---- Information supplied

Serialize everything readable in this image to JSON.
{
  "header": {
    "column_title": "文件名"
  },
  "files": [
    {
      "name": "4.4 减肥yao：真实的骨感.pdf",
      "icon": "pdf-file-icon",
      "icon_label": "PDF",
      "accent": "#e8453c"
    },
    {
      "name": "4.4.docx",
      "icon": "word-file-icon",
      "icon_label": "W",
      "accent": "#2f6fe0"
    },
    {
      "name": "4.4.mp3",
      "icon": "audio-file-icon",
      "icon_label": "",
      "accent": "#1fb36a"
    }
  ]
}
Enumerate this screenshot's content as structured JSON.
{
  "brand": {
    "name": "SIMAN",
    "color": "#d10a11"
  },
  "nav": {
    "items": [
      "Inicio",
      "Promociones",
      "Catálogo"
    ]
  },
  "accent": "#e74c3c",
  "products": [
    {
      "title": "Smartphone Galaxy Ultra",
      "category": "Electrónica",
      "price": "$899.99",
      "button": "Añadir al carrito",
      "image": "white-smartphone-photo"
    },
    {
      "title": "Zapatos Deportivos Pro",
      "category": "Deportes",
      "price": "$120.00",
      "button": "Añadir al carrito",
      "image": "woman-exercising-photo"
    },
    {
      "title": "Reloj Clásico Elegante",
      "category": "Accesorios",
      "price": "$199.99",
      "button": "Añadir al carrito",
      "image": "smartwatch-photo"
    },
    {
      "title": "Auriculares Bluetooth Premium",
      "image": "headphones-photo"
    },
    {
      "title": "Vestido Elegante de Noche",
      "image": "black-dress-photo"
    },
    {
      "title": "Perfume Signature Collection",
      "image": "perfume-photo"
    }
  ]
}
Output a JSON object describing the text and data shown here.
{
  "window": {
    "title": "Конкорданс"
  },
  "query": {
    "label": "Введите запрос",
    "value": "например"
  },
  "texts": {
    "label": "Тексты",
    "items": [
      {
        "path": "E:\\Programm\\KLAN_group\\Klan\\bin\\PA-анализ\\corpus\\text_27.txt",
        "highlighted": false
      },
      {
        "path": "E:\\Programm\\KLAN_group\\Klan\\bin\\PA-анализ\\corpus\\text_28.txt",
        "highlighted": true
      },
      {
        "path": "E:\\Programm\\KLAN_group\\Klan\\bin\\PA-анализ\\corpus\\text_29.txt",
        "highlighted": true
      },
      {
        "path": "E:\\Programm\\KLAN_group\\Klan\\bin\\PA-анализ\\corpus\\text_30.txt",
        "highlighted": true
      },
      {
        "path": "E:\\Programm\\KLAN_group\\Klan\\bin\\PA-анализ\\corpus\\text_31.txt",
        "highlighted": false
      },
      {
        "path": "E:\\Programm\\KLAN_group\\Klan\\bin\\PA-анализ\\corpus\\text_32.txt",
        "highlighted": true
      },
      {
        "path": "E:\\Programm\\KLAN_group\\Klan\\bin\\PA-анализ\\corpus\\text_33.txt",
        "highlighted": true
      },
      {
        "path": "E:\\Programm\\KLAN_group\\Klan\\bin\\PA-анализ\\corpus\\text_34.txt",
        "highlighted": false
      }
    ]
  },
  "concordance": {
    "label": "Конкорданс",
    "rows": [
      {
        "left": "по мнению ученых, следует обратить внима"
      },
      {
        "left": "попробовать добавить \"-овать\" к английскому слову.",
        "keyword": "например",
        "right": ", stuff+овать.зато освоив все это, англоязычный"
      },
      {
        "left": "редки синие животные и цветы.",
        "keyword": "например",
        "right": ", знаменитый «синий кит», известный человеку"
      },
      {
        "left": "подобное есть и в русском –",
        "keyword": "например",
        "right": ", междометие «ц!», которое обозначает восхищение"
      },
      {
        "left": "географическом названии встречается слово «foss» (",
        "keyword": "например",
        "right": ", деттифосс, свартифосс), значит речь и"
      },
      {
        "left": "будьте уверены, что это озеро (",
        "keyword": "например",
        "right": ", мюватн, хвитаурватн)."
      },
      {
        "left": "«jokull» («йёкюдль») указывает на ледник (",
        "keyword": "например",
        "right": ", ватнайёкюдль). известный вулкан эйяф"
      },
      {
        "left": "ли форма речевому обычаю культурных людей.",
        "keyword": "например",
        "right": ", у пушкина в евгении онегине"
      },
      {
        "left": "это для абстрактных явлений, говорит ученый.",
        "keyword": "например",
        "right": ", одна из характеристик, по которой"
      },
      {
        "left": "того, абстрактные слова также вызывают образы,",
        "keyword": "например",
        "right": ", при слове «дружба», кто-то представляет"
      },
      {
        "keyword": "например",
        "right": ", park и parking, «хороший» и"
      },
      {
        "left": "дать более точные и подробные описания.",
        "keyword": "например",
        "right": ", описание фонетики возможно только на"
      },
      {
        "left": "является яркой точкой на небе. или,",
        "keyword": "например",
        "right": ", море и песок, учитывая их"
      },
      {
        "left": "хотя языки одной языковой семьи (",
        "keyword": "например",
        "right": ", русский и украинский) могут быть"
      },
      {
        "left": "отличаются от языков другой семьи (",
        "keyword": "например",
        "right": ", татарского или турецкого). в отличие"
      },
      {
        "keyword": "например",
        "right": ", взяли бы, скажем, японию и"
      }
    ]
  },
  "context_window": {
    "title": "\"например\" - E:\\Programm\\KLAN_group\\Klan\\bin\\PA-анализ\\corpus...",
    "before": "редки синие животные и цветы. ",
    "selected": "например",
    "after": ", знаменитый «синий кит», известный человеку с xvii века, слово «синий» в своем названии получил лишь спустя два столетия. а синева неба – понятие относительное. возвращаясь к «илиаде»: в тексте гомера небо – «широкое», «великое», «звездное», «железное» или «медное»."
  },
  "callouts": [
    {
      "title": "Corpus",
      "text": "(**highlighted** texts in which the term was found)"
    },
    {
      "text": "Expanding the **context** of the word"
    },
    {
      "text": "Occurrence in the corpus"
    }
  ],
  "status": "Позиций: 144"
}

--------

What the exercise asks -
Give only the number of lines in the entries above that hold the string "JSON".

Answer below -
3